Search the listing for "label" and copy every line where it appears.

──────────────────────────────

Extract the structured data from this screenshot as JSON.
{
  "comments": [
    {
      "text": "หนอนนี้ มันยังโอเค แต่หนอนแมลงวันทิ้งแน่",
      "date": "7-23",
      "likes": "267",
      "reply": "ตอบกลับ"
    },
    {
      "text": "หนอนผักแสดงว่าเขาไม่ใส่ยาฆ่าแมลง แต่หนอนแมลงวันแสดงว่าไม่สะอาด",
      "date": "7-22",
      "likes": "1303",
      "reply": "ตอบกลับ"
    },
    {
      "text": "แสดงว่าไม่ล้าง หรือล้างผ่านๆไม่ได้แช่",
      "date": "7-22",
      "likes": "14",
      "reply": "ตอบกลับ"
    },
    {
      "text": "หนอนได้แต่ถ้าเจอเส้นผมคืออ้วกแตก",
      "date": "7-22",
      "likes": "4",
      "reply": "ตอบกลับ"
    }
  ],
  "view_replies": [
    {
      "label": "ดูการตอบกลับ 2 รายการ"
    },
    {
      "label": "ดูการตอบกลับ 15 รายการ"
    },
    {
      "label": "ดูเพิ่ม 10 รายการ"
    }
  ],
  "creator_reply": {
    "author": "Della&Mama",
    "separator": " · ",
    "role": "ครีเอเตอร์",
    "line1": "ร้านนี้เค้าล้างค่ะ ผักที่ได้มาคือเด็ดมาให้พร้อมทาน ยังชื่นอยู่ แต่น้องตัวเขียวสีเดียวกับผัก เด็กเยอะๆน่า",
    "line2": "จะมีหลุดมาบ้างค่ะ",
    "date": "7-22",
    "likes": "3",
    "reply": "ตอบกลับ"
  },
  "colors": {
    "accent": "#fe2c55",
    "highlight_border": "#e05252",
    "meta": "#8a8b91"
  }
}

──────────────────────────────

Complete response |
      "label": "ดูการตอบกลับ 2 รายการ"
      "label": "ดูการตอบกลับ 15 รายการ"
      "label": "ดูเพิ่ม 10 รายการ"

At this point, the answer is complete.